Some records
☆ ☆ ☆ ☆

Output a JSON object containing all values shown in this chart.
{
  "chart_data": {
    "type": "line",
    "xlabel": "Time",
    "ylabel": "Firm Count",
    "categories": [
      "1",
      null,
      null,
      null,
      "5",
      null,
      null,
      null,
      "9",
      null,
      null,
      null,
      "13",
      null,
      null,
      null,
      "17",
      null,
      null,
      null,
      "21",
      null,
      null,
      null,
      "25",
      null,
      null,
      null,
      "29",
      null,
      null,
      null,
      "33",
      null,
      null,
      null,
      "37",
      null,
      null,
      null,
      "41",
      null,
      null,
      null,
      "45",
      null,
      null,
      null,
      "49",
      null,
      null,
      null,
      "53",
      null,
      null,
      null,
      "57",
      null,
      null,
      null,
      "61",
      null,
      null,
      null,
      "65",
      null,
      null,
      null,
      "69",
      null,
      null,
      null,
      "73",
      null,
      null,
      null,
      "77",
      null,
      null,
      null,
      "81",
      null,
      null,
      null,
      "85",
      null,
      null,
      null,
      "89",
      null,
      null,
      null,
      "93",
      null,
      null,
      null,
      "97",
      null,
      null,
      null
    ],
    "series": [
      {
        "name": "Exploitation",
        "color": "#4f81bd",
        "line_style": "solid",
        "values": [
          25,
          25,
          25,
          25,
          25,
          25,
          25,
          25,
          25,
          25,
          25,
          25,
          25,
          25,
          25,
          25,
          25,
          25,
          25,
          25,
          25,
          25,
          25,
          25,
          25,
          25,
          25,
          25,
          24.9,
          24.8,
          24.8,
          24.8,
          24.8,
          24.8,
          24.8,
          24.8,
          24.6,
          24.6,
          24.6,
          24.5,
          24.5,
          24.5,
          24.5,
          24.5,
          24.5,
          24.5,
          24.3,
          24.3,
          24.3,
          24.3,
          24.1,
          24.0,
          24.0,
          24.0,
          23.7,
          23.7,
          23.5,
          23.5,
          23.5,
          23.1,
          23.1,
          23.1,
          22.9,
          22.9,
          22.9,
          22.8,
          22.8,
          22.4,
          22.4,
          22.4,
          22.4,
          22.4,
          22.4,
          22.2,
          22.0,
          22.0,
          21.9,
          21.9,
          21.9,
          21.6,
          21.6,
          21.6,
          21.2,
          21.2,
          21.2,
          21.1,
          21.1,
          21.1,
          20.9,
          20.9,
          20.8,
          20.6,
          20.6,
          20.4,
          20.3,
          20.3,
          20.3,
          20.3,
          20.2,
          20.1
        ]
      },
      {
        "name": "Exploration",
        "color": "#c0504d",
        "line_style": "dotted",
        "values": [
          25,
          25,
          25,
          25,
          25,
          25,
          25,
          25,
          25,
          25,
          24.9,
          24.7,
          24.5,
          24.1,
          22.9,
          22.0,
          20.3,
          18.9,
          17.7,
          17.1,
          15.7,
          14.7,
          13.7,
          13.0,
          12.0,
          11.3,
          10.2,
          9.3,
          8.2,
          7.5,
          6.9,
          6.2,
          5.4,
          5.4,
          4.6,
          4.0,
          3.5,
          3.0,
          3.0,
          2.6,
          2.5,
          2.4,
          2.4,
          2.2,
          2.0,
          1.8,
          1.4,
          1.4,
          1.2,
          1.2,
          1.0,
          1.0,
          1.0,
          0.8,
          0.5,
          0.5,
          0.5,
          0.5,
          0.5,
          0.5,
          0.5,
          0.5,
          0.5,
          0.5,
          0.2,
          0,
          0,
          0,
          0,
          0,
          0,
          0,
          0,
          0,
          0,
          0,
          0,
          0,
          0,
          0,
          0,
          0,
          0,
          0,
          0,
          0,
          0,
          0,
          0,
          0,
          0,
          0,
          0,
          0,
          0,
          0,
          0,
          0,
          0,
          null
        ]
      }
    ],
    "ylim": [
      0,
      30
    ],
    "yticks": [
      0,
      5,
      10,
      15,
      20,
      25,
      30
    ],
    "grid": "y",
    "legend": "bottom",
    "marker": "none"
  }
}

☆ ☆ ☆ ☆

Work to complete>
Within the listing above, copy each line that has the string "name".

Solution to this problem>
        "name": "Exploitation",
        "name": "Exploration",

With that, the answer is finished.